__Written exercise__
Would you transcribe the whole listing exactly, minus its pictures?

....

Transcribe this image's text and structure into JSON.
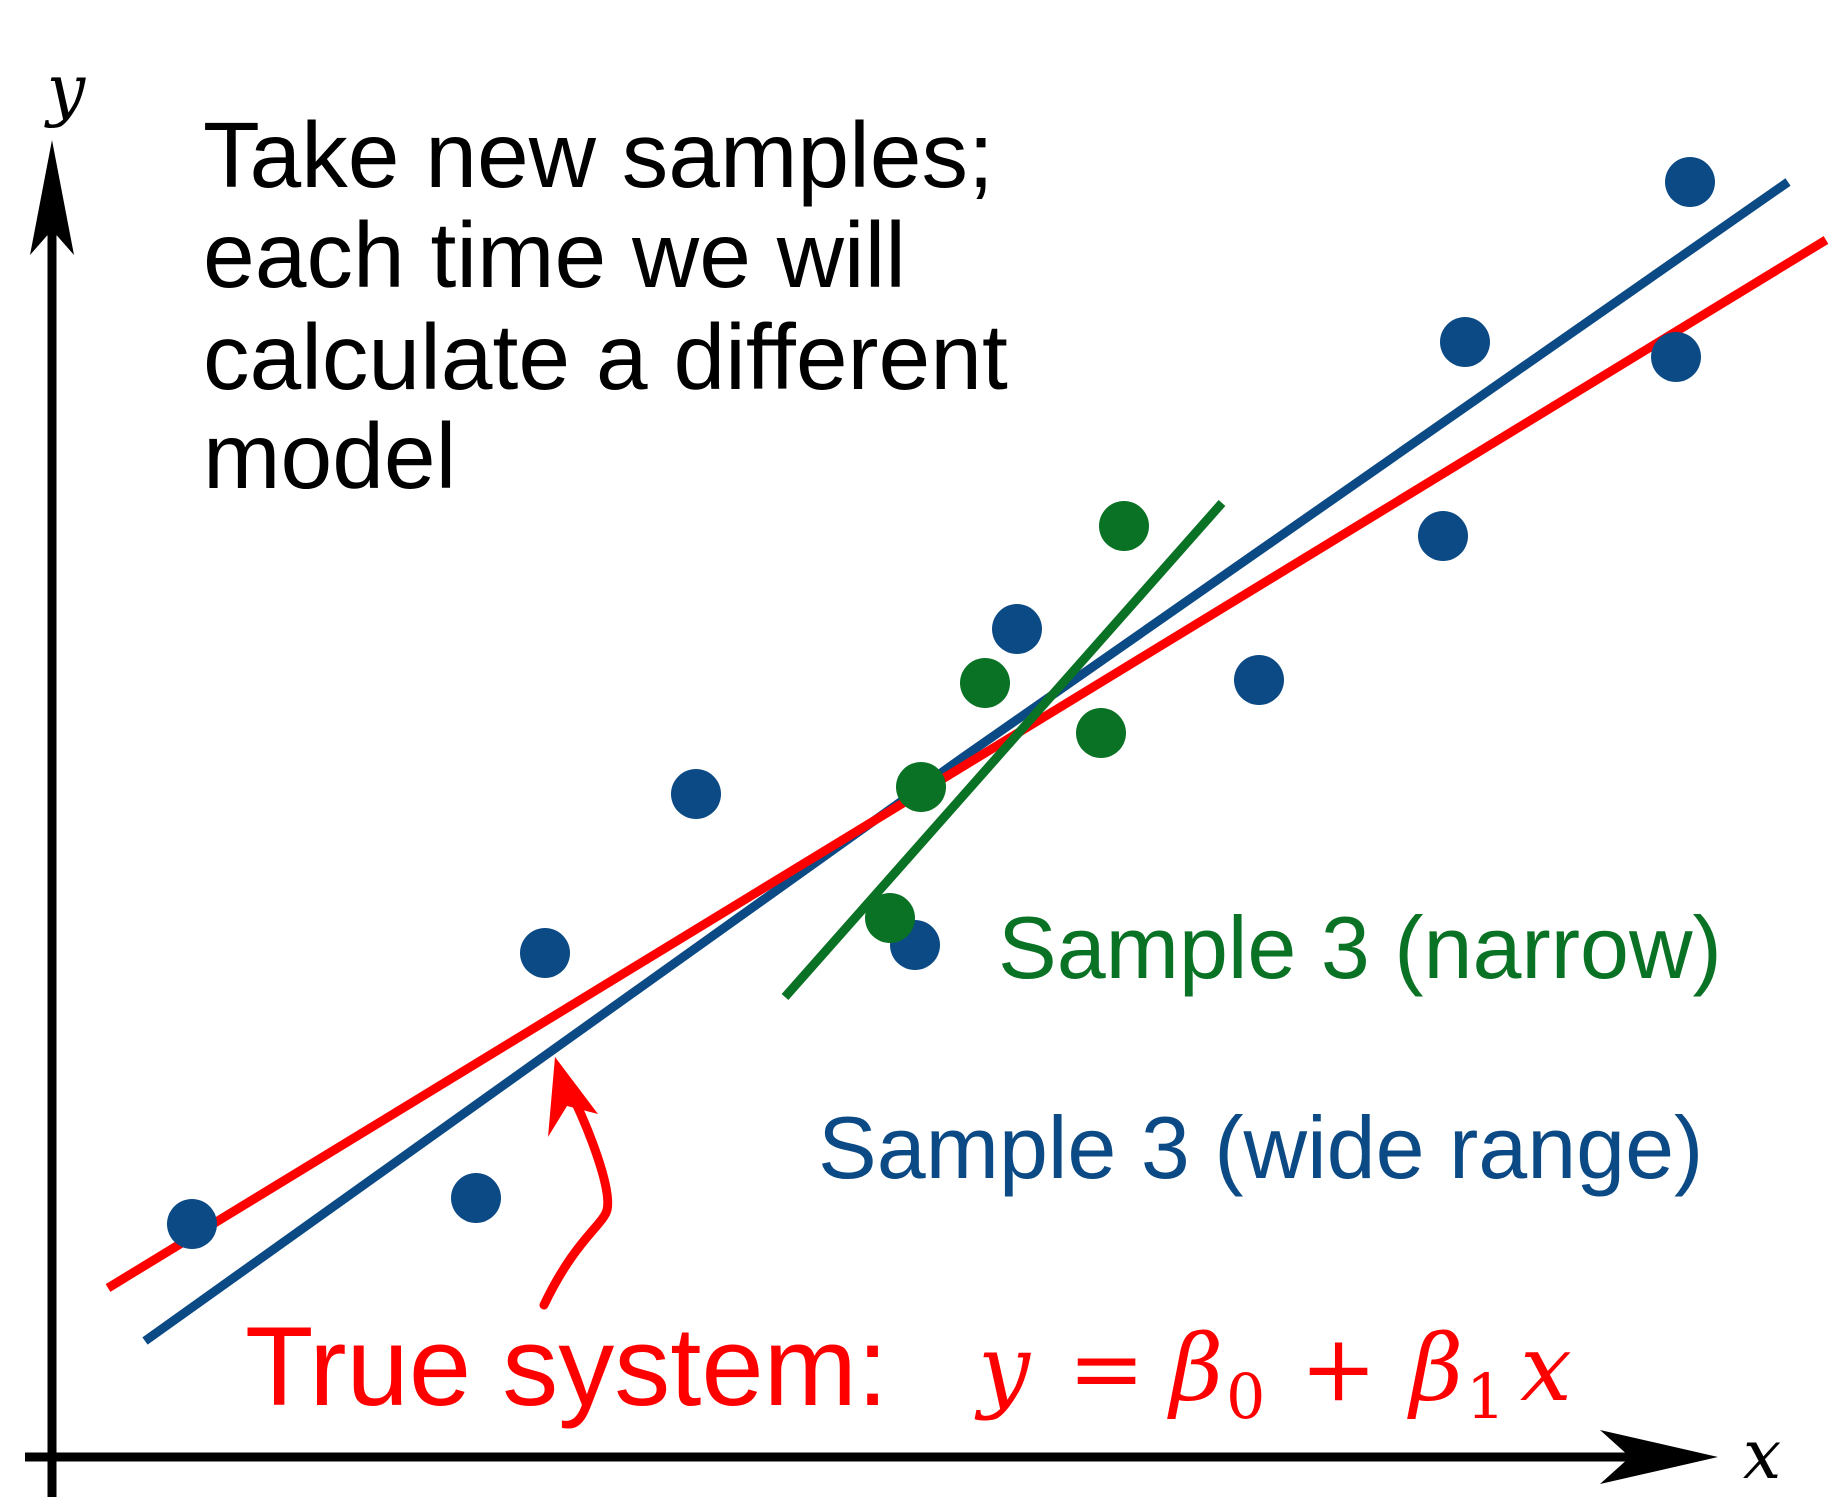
{
  "axes": {
    "x_label": "x",
    "y_label": "y"
  },
  "annotation": {
    "lines": [
      "Take new samples;",
      "each time we will",
      "calculate a different",
      "model"
    ]
  },
  "labels": {
    "narrow": "Sample 3 (narrow)",
    "wide": "Sample 3 (wide range)",
    "true_system_prefix": "True system:",
    "equation": {
      "y": "y",
      "eq": "=",
      "beta0": "β",
      "sub0": "0",
      "plus": "+",
      "beta1": "β",
      "sub1": "1",
      "x": "x"
    }
  },
  "colors": {
    "axis": "#000000",
    "true_system": "#ff0000",
    "wide_sample": "#0b4a84",
    "narrow_sample": "#0a7224",
    "annotation_text": "#000000"
  }
}
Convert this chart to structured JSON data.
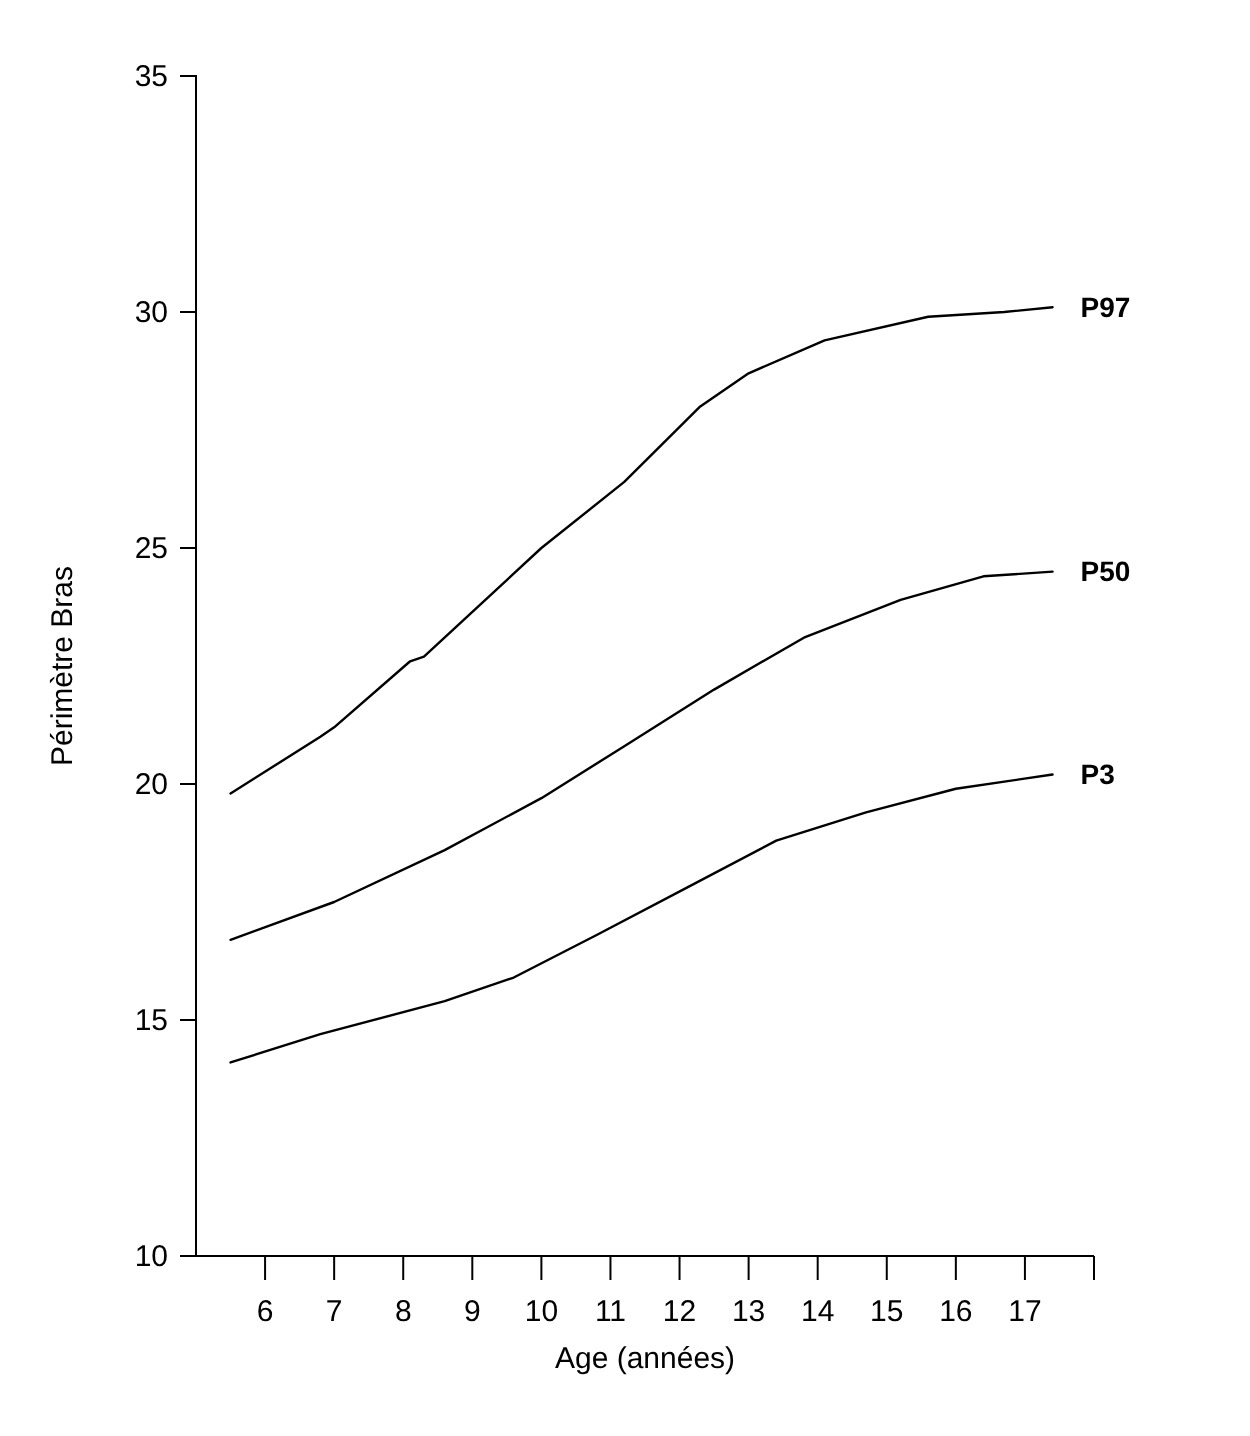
{
  "chart_data": {
    "type": "line",
    "xlabel": "Age (années)",
    "ylabel": "Périmètre Bras",
    "xlim": [
      5,
      18
    ],
    "xticks": [
      6,
      7,
      8,
      9,
      10,
      11,
      12,
      13,
      14,
      15,
      16,
      17,
      {
        "value": 18,
        "label": null
      }
    ],
    "ylim": [
      10,
      35
    ],
    "yticks": [
      10,
      15,
      20,
      25,
      30,
      35
    ],
    "grid": false,
    "legend": false,
    "marker": "none",
    "line_style": "solid",
    "series": [
      {
        "name": "P97",
        "color": "#000000",
        "x": [
          5.5,
          6.8,
          7.0,
          8.1,
          8.3,
          10.0,
          11.2,
          12.3,
          13.0,
          14.1,
          15.6,
          16.7,
          17.4
        ],
        "values": [
          19.8,
          21.0,
          21.2,
          22.6,
          22.7,
          25.0,
          26.4,
          28.0,
          28.7,
          29.4,
          29.9,
          30.0,
          30.1
        ]
      },
      {
        "name": "P50",
        "color": "#000000",
        "x": [
          5.5,
          7.0,
          8.6,
          10.0,
          11.2,
          12.5,
          13.8,
          15.2,
          16.4,
          17.4
        ],
        "values": [
          16.7,
          17.5,
          18.6,
          19.7,
          20.8,
          22.0,
          23.1,
          23.9,
          24.4,
          24.5
        ]
      },
      {
        "name": "P3",
        "color": "#000000",
        "x": [
          5.5,
          6.8,
          8.6,
          9.6,
          10.8,
          12.1,
          13.4,
          14.7,
          16.0,
          17.4
        ],
        "values": [
          14.1,
          14.7,
          15.4,
          15.9,
          16.8,
          17.8,
          18.8,
          19.4,
          19.9,
          20.2
        ]
      }
    ]
  }
}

....

__Written response__
Transcribe this image's text and structure into JSON.
{
  "axes": {
    "x_label": "x",
    "y_label": "y"
  },
  "annotation": {
    "lines": [
      "Take new samples;",
      "each time we will",
      "calculate a different",
      "model"
    ]
  },
  "labels": {
    "narrow": "Sample 3 (narrow)",
    "wide": "Sample 3 (wide range)",
    "true_system_prefix": "True system:",
    "equation": {
      "y": "y",
      "eq": "=",
      "beta0": "β",
      "sub0": "0",
      "plus": "+",
      "beta1": "β",
      "sub1": "1",
      "x": "x"
    }
  },
  "colors": {
    "axis": "#000000",
    "true_system": "#ff0000",
    "wide_sample": "#0b4a84",
    "narrow_sample": "#0a7224",
    "annotation_text": "#000000"
  }
}
Convert this chart to structured JSON data.
{
  "chart_data": {
    "type": "line",
    "xlabel": "Age (années)",
    "ylabel": "Périmètre Bras",
    "xlim": [
      5,
      18
    ],
    "xticks": [
      6,
      7,
      8,
      9,
      10,
      11,
      12,
      13,
      14,
      15,
      16,
      17,
      {
        "value": 18,
        "label": null
      }
    ],
    "ylim": [
      10,
      35
    ],
    "yticks": [
      10,
      15,
      20,
      25,
      30,
      35
    ],
    "grid": false,
    "legend": false,
    "marker": "none",
    "line_style": "solid",
    "series": [
      {
        "name": "P97",
        "color": "#000000",
        "x": [
          5.5,
          6.8,
          7.0,
          8.1,
          8.3,
          10.0,
          11.2,
          12.3,
          13.0,
          14.1,
          15.6,
          16.7,
          17.4
        ],
        "values": [
          19.8,
          21.0,
          21.2,
          22.6,
          22.7,
          25.0,
          26.4,
          28.0,
          28.7,
          29.4,
          29.9,
          30.0,
          30.1
        ]
      },
      {
        "name": "P50",
        "color": "#000000",
        "x": [
          5.5,
          7.0,
          8.6,
          10.0,
          11.2,
          12.5,
          13.8,
          15.2,
          16.4,
          17.4
        ],
        "values": [
          16.7,
          17.5,
          18.6,
          19.7,
          20.8,
          22.0,
          23.1,
          23.9,
          24.4,
          24.5
        ]
      },
      {
        "name": "P3",
        "color": "#000000",
        "x": [
          5.5,
          6.8,
          8.6,
          9.6,
          10.8,
          12.1,
          13.4,
          14.7,
          16.0,
          17.4
        ],
        "values": [
          14.1,
          14.7,
          15.4,
          15.9,
          16.8,
          17.8,
          18.8,
          19.4,
          19.9,
          20.2
        ]
      }
    ]
  }
}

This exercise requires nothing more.